• [MATERIAL PROVIDED]:

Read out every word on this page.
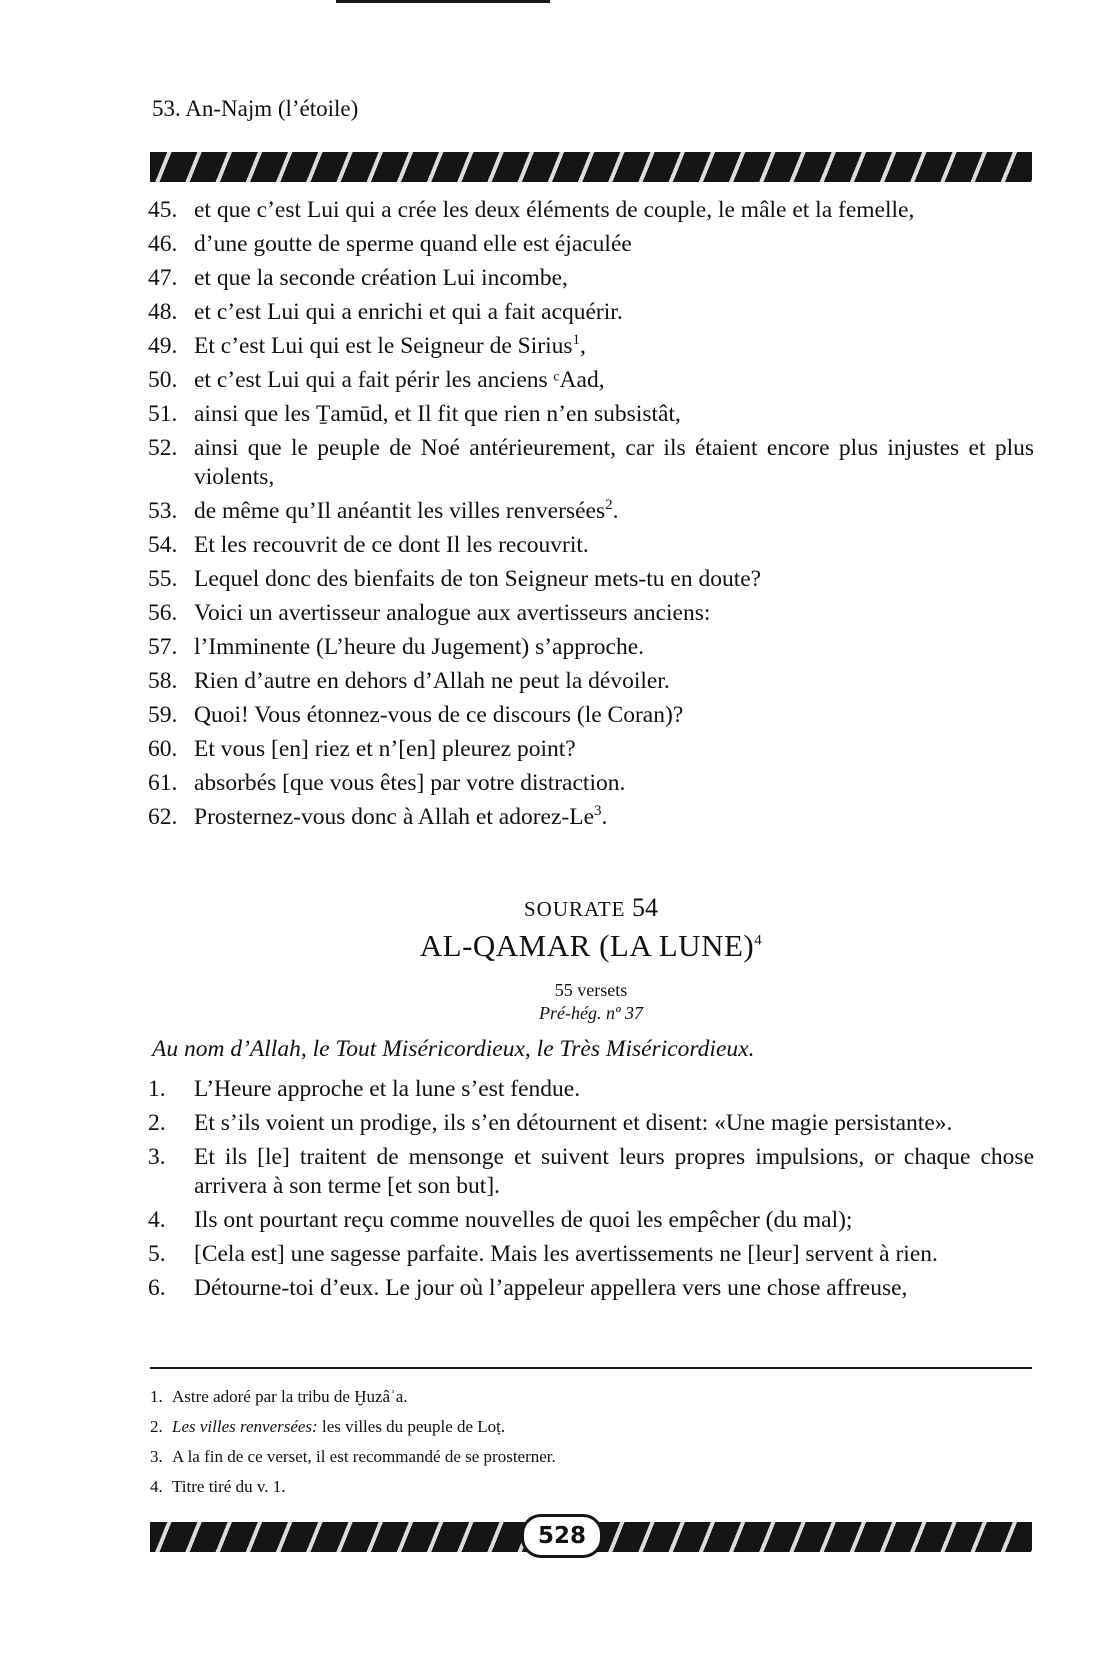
53. An-Najm (l’étoile)
45. et que c’est Lui qui a crée les deux éléments de couple, le mâle et la femelle,
46. d’une goutte de sperme quand elle est éjaculée
47. et que la seconde création Lui incombe,
48. et c’est Lui qui a enrichi et qui a fait acquérir.
49. Et c’est Lui qui est le Seigneur de Sirius$^1$,
50. et c’est Lui qui a fait périr les anciens ᶜAad,
51. ainsi que les Ṯamūd, et Il fit que rien n’en subsistât,
52. ainsi que le peuple de Noé antérieurement, car ils étaient encore plus injustes et plus violents,
53. de même qu’Il anéantit les villes renversées$^2$.
54. Et les recouvrit de ce dont Il les recouvrit.
55. Lequel donc des bienfaits de ton Seigneur mets-tu en doute?
56. Voici un avertisseur analogue aux avertisseurs anciens:
57. l’Imminente (L’heure du Jugement) s’approche.
58. Rien d’autre en dehors d’Allah ne peut la dévoiler.
59. Quoi! Vous étonnez-vous de ce discours (le Coran)?
60. Et vous [en] riez et n’[en] pleurez point?
61. absorbés [que vous êtes] par votre distraction.
62. Prosternez-vous donc à Allah et adorez-Le$^3$.
SOURATE 54
AL-QAMAR (LA LUNE)$^4$
55 versets
Pré-hég. nº 37
Au nom d’Allah, le Tout Miséricordieux, le Très Miséricordieux.
1.	L’Heure approche et la lune s’est fendue.
2.	Et s’ils voient un prodige, ils s’en détournent et disent: «Une magie persistante».
3.	Et ils [le] traitent de mensonge et suivent leurs propres impulsions, or chaque chose arrivera à son terme [et son but].
4.	Ils ont pourtant reçu comme nouvelles de quoi les empêcher (du mal);
5.	[Cela est] une sagesse parfaite. Mais les avertissements ne [leur] servent à rien.
6.	Détourne-toi d’eux. Le jour où l’appeleur appellera vers une chose affreuse,
1. Astre adoré par la tribu de Ḫuzâʾa.
2. Les villes renversées: les villes du peuple de Loṭ.
3. A la fin de ce verset, il est recommandé de se prosterner.
4. Titre tiré du v. 1.
528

• [STATED PROBLEM]:
Restate the whole listing above exactly, please, omitting every image.

• [OUTPUT BELOW]:
Read out every word on this page.
53. An-Najm (l’étoile)
45. et que c’est Lui qui a crée les deux éléments de couple, le mâle et la femelle,
46. d’une goutte de sperme quand elle est éjaculée
47. et que la seconde création Lui incombe,
48. et c’est Lui qui a enrichi et qui a fait acquérir.
49. Et c’est Lui qui est le Seigneur de Sirius$^1$,
50. et c’est Lui qui a fait périr les anciens ᶜAad,
51. ainsi que les Ṯamūd, et Il fit que rien n’en subsistât,
52. ainsi que le peuple de Noé antérieurement, car ils étaient encore plus injustes et plus violents,
53. de même qu’Il anéantit les villes renversées$^2$.
54. Et les recouvrit de ce dont Il les recouvrit.
55. Lequel donc des bienfaits de ton Seigneur mets-tu en doute?
56. Voici un avertisseur analogue aux avertisseurs anciens:
57. l’Imminente (L’heure du Jugement) s’approche.
58. Rien d’autre en dehors d’Allah ne peut la dévoiler.
59. Quoi! Vous étonnez-vous de ce discours (le Coran)?
60. Et vous [en] riez et n’[en] pleurez point?
61. absorbés [que vous êtes] par votre distraction.
62. Prosternez-vous donc à Allah et adorez-Le$^3$.
SOURATE 54
AL-QAMAR (LA LUNE)$^4$
55 versets
Pré-hég. nº 37
Au nom d’Allah, le Tout Miséricordieux, le Très Miséricordieux.
1.	L’Heure approche et la lune s’est fendue.
2.	Et s’ils voient un prodige, ils s’en détournent et disent: «Une magie persistante».
3.	Et ils [le] traitent de mensonge et suivent leurs propres impulsions, or chaque chose arrivera à son terme [et son but].
4.	Ils ont pourtant reçu comme nouvelles de quoi les empêcher (du mal);
5.	[Cela est] une sagesse parfaite. Mais les avertissements ne [leur] servent à rien.
6.	Détourne-toi d’eux. Le jour où l’appeleur appellera vers une chose affreuse,
1. Astre adoré par la tribu de Ḫuzâʾa.
2. Les villes renversées: les villes du peuple de Loṭ.
3. A la fin de ce verset, il est recommandé de se prosterner.
4. Titre tiré du v. 1.
528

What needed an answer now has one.